Goal 1 → In the forum thread on breeding Caribas, what does Slay assume is the reason they do not breed as often as red bellies?

Excerpt →
━━━━━━━━━━━━━━━━
# Can a shoal of Caribas breed like RBs can?



## BradSchien (Jan 9, 2004)

Are Caribas called Red Bellies like Natterri are? Can Caribas breed like Red Bellies as described in the Breeding Article and many posts in this forum?

Thanks for your assistance to a newbie!


----------



## Innes (Jan 13, 2003)

some people call them red bellys, but they are not really what we call red bellys (just people not calling them by the same common name)

they do however have a differant scientific name and this to me suggests they may have slightly differant requirements for breeding, however they are also such a close species to P nattereri as anybody can see that I suspect although perhaps a little more tricky or specific to water conditions than regular P nattereri the breeding process will be much the same.


----------



## EHUDI7 (Sep 7, 2003)

ther not like the rbps at all


----------



## Innes (Jan 13, 2003)

EHUDI7 said:


> ther not like the rbps at all


 can you please expand this comment further?


----------



## TRD4life (Dec 8, 2003)

I would think that they have the traits of red bellies but they dont really act like reds at all. mine is liek the almost opposite of how my reds act.


----------



## Slay (May 2, 2003)

they don't breed as easily as reds.
i think they have been bred in captivity but i'm sure it was in a large tank.

i'm assuming the reason they don't breed all the time like rbps is their high agresion level.

reds are usually pretty chill, but caribe (mine at least) are mean bastards.


----------



## thorsky (Dec 4, 2003)

I tried to find anything regarding Cariba breeding and came up empty. Most say it's never been done in captivity, but it's hard to tell. With the aggression level, you would probably need a VERY large breeding area.
━━━━━━━━━━━━━━━━
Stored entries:

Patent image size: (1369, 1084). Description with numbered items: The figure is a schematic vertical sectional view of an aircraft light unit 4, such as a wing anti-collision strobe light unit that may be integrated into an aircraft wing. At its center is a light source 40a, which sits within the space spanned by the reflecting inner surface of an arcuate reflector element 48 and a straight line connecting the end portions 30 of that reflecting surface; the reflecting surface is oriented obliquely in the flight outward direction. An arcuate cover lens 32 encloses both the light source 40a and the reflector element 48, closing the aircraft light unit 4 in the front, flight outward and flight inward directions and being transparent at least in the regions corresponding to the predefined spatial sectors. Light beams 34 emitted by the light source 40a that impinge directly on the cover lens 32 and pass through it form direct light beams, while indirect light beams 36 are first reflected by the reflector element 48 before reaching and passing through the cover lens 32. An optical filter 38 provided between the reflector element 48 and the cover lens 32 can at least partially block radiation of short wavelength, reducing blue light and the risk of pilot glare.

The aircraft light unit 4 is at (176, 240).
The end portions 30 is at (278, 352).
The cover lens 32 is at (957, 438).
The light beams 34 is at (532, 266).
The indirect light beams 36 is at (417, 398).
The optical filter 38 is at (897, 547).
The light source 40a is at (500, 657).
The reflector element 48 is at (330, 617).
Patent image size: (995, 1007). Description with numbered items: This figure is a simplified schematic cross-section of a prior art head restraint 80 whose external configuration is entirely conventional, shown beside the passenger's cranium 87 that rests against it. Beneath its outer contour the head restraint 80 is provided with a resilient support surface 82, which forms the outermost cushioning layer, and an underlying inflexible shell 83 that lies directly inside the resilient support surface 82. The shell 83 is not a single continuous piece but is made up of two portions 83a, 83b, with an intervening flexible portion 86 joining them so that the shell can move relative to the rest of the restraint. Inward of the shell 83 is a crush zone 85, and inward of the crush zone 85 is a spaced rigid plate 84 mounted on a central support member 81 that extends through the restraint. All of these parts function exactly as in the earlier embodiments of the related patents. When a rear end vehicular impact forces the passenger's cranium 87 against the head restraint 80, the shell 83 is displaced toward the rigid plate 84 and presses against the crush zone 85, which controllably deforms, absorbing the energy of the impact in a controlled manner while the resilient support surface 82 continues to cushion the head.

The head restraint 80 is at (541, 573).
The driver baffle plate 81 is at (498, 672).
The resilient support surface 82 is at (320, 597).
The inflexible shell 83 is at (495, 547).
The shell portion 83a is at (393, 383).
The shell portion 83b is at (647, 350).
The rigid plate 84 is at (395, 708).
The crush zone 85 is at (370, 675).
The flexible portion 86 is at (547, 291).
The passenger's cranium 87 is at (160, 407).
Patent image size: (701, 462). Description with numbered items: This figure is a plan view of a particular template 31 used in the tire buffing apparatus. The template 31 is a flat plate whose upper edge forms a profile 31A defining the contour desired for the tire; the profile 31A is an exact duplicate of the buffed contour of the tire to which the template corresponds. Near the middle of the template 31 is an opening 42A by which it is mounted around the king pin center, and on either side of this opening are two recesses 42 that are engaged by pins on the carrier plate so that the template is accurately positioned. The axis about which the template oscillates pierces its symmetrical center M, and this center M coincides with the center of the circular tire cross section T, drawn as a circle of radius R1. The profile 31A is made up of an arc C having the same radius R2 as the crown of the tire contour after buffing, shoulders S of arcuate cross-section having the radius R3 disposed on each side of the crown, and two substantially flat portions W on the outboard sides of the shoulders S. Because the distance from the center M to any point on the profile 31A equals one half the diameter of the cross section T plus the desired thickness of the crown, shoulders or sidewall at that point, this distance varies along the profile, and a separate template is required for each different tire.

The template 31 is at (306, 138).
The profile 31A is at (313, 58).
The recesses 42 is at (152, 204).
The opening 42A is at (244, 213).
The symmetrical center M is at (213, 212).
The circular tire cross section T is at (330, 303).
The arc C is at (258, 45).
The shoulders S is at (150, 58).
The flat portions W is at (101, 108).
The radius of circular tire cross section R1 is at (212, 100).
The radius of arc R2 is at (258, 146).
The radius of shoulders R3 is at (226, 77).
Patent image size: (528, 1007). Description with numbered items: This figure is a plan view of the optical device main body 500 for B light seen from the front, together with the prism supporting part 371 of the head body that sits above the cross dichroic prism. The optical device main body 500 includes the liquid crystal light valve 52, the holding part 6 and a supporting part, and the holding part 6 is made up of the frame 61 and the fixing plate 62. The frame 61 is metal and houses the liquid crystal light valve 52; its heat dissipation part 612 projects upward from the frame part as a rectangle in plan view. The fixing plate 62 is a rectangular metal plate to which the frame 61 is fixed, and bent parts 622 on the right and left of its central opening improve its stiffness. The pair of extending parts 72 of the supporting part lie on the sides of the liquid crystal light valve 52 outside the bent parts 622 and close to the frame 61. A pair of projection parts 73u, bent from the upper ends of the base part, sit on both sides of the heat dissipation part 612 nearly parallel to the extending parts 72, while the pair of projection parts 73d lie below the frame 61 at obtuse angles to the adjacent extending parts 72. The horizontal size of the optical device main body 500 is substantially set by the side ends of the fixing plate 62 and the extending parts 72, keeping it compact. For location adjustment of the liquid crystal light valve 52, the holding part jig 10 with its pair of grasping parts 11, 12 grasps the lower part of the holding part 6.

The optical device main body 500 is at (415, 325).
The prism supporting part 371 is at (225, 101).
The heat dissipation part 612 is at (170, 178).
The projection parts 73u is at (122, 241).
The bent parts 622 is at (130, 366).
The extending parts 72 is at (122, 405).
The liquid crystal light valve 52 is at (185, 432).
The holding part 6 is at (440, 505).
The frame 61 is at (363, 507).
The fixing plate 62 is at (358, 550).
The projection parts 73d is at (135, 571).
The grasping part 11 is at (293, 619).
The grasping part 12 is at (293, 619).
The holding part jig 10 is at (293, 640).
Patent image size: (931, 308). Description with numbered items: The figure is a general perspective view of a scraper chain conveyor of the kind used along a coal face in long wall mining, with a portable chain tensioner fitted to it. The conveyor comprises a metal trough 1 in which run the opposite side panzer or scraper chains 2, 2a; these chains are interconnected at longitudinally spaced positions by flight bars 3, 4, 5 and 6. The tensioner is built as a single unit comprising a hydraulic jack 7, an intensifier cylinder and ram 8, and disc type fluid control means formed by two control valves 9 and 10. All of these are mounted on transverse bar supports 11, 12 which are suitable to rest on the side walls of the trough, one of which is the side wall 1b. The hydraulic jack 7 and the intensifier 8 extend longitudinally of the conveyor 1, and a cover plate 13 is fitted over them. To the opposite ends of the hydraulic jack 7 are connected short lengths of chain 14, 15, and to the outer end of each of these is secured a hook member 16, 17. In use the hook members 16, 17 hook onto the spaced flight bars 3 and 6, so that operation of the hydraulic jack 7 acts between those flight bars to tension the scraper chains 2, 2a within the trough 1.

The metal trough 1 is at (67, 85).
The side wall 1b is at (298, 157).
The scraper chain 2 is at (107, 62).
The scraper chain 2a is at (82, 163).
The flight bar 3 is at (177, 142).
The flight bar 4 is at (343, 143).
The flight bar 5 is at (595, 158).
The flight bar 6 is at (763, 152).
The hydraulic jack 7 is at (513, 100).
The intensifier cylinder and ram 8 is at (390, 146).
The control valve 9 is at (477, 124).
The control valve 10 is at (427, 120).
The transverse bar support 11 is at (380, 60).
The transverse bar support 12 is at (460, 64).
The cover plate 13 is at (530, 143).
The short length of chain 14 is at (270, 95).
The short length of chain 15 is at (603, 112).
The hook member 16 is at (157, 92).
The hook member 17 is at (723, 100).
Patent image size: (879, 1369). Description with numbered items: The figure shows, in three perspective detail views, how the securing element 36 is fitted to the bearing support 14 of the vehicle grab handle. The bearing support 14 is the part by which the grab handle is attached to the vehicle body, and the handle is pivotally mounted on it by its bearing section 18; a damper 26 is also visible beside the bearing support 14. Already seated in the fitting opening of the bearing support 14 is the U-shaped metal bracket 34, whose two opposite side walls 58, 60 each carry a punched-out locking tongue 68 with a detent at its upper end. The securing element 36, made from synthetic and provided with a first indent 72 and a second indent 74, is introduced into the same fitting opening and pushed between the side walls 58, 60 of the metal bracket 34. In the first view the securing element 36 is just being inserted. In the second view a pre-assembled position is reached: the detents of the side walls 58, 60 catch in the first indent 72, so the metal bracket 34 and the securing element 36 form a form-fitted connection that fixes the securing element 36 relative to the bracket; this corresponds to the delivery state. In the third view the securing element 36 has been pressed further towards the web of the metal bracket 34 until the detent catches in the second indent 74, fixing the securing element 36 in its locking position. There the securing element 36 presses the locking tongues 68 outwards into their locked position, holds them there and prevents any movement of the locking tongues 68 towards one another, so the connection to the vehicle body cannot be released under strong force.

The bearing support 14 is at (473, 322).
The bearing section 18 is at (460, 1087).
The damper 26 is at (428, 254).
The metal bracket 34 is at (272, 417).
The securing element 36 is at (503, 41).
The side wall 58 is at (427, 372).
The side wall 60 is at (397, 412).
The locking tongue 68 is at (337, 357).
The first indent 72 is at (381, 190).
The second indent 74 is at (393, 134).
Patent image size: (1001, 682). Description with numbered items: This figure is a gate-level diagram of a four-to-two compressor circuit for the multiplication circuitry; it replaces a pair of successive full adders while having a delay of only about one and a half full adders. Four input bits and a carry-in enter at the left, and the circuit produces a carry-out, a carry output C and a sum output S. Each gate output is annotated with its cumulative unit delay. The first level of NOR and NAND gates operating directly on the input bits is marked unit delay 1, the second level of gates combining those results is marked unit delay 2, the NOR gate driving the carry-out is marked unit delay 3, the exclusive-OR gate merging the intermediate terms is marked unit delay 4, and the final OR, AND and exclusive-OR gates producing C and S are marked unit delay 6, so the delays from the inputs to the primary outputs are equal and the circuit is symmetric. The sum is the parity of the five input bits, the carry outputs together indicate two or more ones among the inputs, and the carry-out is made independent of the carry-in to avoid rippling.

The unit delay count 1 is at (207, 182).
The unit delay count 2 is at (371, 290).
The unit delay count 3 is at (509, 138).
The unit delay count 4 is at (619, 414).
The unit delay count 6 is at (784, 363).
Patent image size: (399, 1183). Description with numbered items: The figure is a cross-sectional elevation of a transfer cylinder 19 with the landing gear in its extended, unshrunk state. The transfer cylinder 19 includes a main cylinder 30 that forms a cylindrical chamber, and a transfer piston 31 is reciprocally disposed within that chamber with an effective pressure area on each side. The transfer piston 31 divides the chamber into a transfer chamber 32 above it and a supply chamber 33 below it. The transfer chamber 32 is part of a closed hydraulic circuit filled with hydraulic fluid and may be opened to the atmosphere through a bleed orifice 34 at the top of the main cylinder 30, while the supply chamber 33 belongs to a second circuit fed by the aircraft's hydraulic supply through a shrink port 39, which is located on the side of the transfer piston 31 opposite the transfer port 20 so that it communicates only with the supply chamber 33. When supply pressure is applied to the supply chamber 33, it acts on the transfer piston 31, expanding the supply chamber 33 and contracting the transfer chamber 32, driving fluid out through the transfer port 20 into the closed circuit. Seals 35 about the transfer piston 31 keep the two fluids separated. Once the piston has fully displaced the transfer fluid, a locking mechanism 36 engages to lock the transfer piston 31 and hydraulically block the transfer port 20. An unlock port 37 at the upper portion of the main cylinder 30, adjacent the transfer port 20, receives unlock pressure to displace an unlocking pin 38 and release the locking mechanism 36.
━━━━━━━━━━━━━━━━
Goal 2 → Duplicate the lines of the records, starting at the line that contains "Patent image size: (931, 308)." and ending at the line that contains "The short length of chain 14 is at (270, 95).".

Correct response 1 → Their high aggression level.

Correct response 2 →
Patent image size: (931, 308). Description with numbered items: The figure is a general perspective view of a scraper chain conveyor of the kind used along a coal face in long wall mining, with a portable chain tensioner fitted to it. The conveyor comprises a metal trough 1 in which run the opposite side panzer or scraper chains 2, 2a; these chains are interconnected at longitudinally spaced positions by flight bars 3, 4, 5 and 6. The tensioner is built as a single unit comprising a hydraulic jack 7, an intensifier cylinder and ram 8, and disc type fluid control means formed by two control valves 9 and 10. All of these are mounted on transverse bar supports 11, 12 which are suitable to rest on the side walls of the trough, one of which is the side wall 1b. The hydraulic jack 7 and the intensifier 8 extend longitudinally of the conveyor 1, and a cover plate 13 is fitted over them. To the opposite ends of the hydraulic jack 7 are connected short lengths of chain 14, 15, and to the outer end of each of these is secured a hook member 16, 17. In use the hook members 16, 17 hook onto the spaced flight bars 3 and 6, so that operation of the hydraulic jack 7 acts between those flight bars to tension the scraper chains 2, 2a within the trough 1.

The metal trough 1 is at (67, 85).
The side wall 1b is at (298, 157).
The scraper chain 2 is at (107, 62).
The scraper chain 2a is at (82, 163).
The flight bar 3 is at (177, 142).
The flight bar 4 is at (343, 143).
The flight bar 5 is at (595, 158).
The flight bar 6 is at (763, 152).
The hydraulic jack 7 is at (513, 100).
The intensifier cylinder and ram 8 is at (390, 146).
The control valve 9 is at (477, 124).
The control valve 10 is at (427, 120).
The transverse bar support 11 is at (380, 60).
The transverse bar support 12 is at (460, 64).
The cover plate 13 is at (530, 143).
The short length of chain 14 is at (270, 95).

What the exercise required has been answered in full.